(Records from a dataset)
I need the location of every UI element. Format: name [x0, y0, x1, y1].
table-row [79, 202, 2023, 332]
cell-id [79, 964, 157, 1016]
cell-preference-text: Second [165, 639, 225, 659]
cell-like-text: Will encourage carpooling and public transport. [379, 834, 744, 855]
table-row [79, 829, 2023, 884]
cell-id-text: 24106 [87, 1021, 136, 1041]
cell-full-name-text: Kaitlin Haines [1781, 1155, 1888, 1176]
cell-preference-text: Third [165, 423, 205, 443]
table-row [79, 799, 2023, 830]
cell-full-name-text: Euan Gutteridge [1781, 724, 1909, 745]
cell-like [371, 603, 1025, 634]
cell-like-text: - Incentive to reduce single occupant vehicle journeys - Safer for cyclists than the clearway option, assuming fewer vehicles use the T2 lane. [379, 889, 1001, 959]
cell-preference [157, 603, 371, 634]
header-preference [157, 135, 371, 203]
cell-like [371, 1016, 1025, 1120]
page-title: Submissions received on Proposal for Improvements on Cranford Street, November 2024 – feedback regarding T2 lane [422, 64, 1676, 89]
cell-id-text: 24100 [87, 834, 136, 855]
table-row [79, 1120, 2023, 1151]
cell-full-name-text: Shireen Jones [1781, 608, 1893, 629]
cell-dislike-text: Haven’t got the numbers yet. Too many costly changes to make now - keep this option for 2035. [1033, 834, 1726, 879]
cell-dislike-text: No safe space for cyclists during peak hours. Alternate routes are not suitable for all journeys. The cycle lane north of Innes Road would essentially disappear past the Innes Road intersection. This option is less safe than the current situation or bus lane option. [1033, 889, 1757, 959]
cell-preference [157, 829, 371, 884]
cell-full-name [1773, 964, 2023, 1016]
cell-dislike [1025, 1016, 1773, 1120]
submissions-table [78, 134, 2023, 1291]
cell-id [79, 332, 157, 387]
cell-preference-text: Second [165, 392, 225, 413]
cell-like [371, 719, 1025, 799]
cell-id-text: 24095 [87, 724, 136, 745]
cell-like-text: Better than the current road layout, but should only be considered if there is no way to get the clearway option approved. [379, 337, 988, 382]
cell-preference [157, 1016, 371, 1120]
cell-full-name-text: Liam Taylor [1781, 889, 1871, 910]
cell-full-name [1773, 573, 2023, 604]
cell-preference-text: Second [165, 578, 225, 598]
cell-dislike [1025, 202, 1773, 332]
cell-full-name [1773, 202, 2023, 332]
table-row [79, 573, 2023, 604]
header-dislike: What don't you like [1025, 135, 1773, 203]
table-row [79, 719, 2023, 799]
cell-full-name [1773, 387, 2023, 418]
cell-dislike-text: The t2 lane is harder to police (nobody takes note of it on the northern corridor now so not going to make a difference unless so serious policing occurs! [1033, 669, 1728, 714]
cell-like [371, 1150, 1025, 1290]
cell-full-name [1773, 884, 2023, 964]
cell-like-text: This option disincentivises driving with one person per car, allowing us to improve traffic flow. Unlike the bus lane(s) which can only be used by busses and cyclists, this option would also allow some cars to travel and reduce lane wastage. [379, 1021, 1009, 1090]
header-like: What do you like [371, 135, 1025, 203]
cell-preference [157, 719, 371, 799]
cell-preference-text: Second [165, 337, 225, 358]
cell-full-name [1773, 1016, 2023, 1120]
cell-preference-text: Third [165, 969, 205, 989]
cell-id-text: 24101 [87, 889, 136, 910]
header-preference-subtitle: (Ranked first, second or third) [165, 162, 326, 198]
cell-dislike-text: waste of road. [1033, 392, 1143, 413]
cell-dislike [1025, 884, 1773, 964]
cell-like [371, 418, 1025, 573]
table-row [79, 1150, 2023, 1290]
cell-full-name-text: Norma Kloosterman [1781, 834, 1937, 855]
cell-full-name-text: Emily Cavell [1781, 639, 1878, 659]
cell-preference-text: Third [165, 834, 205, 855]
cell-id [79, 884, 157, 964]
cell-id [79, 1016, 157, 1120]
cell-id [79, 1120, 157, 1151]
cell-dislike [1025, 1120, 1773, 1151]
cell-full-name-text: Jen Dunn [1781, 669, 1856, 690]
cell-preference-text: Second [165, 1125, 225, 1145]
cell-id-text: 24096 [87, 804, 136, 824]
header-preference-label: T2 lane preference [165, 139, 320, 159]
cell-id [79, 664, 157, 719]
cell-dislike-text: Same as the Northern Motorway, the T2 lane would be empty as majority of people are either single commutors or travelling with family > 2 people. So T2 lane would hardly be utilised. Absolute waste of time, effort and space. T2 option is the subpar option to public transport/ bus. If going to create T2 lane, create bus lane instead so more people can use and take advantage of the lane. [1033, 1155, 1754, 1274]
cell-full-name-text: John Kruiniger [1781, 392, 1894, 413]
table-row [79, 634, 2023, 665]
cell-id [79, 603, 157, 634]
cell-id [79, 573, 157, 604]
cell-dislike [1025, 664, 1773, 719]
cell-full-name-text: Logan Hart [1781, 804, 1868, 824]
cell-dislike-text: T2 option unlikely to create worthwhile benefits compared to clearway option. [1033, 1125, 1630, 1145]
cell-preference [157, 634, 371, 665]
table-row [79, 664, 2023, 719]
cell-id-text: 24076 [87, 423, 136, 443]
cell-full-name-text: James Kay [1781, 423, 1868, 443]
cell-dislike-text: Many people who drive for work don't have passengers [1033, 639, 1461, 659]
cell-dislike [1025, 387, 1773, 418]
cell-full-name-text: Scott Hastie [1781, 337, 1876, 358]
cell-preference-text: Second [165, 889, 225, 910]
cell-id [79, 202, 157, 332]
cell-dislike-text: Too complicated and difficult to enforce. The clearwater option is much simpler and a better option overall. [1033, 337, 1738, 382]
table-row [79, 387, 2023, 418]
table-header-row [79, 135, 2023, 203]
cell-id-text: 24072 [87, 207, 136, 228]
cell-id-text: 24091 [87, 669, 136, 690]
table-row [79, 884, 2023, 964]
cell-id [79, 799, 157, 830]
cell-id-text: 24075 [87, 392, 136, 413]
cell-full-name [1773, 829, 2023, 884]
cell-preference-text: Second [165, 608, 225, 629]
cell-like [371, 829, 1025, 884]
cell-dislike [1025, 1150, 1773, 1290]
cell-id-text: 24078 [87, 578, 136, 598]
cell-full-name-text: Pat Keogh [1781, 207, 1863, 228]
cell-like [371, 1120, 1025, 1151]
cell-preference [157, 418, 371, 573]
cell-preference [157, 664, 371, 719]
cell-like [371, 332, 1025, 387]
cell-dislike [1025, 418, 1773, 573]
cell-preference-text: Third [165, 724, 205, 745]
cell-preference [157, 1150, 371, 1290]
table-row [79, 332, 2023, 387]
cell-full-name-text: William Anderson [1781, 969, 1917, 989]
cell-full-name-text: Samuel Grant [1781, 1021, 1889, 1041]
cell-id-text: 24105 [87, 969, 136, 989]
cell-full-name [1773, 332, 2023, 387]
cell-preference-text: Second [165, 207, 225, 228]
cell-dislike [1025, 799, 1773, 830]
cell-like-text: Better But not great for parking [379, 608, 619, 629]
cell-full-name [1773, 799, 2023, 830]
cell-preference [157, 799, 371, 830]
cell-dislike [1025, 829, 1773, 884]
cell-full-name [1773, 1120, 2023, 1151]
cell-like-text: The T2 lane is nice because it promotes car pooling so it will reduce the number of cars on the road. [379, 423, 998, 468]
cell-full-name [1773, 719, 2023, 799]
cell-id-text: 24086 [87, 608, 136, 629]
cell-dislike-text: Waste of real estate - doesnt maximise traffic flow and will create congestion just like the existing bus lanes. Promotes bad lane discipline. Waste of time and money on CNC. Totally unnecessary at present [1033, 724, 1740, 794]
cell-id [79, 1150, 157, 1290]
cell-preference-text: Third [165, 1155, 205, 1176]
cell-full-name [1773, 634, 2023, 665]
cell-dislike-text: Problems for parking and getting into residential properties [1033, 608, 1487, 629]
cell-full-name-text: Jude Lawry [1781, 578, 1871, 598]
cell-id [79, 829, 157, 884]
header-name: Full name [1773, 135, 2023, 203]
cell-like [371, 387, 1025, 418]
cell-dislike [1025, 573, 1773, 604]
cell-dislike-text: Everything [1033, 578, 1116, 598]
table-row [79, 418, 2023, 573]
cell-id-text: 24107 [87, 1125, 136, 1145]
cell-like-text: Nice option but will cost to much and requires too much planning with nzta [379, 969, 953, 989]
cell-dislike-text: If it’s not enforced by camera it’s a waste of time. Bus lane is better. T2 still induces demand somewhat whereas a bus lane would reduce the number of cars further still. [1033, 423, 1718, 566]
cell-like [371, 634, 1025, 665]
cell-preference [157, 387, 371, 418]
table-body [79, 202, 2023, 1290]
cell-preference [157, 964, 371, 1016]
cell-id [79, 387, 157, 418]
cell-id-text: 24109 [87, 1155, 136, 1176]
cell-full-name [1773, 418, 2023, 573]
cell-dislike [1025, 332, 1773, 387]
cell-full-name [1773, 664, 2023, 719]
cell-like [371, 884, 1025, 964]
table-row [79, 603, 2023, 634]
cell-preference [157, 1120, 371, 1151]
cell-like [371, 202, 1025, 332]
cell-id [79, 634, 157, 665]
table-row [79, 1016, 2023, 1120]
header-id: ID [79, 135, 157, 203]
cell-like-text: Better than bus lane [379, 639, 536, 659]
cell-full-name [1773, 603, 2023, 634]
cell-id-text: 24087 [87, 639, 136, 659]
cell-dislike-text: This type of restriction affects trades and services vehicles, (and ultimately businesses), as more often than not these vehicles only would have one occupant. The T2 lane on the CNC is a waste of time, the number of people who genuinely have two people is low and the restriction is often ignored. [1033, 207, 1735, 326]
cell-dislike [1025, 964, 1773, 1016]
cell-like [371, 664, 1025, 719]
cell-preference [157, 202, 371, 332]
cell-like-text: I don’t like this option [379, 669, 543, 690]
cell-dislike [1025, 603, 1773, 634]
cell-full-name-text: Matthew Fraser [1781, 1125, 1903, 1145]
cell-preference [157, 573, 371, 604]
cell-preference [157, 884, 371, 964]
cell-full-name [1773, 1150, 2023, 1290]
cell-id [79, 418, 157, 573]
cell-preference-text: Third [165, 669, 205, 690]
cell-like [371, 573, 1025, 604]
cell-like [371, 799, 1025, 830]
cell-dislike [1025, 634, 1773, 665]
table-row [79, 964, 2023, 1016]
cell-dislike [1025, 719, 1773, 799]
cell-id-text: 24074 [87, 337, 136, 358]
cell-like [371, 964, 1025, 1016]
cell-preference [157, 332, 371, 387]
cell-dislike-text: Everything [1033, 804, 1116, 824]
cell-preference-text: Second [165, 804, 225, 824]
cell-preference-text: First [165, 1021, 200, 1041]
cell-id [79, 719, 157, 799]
* * *
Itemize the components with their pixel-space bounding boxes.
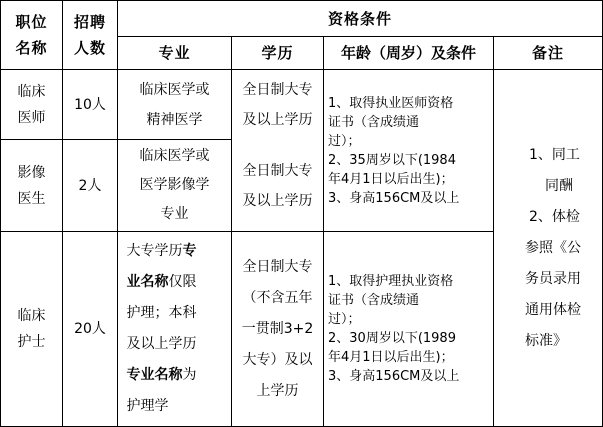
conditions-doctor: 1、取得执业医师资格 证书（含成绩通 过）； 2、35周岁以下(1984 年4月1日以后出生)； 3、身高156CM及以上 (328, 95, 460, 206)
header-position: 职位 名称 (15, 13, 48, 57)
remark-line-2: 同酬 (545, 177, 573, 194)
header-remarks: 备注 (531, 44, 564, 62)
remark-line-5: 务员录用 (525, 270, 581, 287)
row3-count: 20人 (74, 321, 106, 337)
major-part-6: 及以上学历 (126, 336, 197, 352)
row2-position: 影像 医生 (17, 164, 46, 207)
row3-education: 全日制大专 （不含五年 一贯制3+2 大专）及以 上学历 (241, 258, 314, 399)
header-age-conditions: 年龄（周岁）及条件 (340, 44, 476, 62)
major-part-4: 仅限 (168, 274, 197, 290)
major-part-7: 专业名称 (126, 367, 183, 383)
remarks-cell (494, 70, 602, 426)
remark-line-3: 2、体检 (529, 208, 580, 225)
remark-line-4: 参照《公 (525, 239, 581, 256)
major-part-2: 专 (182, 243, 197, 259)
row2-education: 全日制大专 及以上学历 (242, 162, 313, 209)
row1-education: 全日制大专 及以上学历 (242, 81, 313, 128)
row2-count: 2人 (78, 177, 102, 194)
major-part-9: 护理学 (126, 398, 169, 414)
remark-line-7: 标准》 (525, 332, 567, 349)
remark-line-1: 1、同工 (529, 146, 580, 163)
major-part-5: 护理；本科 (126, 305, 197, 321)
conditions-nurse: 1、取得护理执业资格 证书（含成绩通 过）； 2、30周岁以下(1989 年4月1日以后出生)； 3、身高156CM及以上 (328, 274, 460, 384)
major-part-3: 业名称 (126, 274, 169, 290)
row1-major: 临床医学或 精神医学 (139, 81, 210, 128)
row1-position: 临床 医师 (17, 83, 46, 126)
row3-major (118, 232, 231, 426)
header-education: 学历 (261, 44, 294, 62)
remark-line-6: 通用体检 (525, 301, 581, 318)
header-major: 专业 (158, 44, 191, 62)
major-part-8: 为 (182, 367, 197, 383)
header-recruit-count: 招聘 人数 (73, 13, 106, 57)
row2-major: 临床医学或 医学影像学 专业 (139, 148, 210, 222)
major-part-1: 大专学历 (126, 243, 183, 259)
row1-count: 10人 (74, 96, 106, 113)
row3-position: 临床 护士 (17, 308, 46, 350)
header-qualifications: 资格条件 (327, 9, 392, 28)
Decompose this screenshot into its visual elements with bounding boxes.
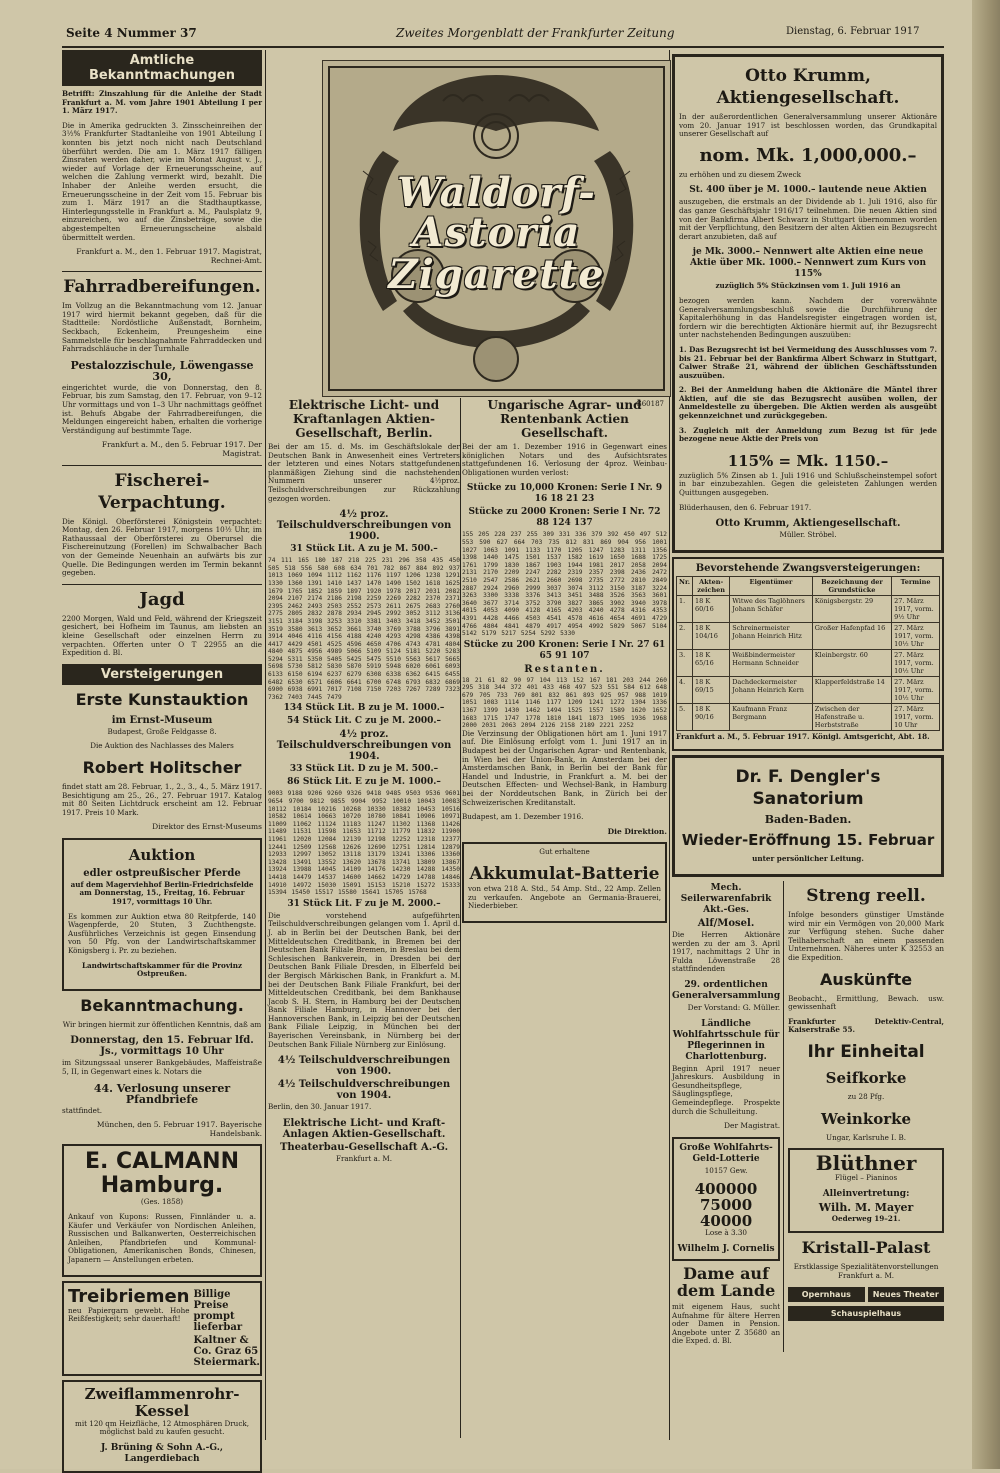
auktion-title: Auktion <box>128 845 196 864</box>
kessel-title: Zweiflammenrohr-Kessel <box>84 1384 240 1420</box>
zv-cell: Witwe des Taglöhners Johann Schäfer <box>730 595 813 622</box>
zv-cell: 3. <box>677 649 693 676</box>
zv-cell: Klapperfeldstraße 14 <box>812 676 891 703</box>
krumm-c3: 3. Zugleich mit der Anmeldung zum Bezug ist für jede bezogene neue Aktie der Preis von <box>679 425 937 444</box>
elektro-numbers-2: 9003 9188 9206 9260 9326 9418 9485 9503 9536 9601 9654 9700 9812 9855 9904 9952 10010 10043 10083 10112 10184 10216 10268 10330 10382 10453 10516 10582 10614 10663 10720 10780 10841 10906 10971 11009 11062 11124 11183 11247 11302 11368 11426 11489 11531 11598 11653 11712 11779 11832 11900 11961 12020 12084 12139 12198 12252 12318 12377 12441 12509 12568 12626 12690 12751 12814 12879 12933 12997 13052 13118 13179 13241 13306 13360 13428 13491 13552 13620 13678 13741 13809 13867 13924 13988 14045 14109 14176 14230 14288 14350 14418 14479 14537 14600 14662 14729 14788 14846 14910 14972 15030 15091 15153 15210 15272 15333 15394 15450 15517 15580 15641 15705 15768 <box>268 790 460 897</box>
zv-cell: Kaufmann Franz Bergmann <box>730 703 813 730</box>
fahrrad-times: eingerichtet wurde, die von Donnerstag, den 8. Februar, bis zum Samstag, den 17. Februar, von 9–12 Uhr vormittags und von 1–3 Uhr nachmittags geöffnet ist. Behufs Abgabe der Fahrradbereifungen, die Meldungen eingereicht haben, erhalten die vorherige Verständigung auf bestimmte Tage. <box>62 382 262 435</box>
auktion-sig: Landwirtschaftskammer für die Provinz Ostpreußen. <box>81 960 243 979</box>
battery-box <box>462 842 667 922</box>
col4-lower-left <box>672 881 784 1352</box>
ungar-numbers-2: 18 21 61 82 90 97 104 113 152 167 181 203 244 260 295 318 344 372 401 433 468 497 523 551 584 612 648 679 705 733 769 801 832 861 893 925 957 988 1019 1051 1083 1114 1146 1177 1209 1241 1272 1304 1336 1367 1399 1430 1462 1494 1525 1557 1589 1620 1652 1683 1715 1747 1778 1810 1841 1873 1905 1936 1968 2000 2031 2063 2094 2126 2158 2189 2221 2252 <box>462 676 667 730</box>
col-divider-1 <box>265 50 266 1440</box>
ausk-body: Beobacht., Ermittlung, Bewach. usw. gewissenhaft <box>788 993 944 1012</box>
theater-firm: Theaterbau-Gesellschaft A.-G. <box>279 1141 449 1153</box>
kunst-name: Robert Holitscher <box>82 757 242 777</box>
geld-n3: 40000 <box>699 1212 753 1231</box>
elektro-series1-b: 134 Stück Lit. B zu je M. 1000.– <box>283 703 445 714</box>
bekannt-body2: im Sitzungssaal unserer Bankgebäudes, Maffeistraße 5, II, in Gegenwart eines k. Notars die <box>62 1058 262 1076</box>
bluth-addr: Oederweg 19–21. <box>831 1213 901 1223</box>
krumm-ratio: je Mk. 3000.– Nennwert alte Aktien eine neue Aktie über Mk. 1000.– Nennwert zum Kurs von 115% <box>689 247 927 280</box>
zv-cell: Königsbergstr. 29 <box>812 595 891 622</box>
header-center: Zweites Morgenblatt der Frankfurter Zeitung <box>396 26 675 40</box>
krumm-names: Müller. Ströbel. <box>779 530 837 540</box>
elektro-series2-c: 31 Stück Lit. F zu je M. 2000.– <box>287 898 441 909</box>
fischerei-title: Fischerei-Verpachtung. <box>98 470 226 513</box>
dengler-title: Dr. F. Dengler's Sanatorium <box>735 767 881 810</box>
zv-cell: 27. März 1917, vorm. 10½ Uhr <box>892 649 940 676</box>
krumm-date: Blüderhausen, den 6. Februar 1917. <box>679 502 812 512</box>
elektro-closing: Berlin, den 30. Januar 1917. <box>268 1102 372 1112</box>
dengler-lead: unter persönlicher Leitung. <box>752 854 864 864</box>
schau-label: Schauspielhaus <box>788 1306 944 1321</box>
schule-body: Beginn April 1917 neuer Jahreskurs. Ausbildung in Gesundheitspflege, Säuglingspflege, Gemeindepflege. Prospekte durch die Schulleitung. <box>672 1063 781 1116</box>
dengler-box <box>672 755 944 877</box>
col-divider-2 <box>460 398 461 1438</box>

**Task details:**
Convert the data starting at the line containing "I need the location" and ending at the line containing "cell-preference-text: Third [165, 423, 205, 443]" into a numbered list, with both of those lines included and any blank lines omitted.

**Complete output:**
1. I need the location of every UI element. Format: name [x0, y0, x1, y1].
2. table-row [79, 202, 2023, 332]
3. cell-id [79, 964, 157, 1016]
4. cell-preference-text: Second [165, 639, 225, 659]
5. cell-like-text: Will encourage carpooling and public transport. [379, 834, 744, 855]
6. table-row [79, 829, 2023, 884]
7. cell-id-text: 24106 [87, 1021, 136, 1041]
8. cell-full-name-text: Kaitlin Haines [1781, 1155, 1888, 1176]
9. cell-preference-text: Third [165, 423, 205, 443]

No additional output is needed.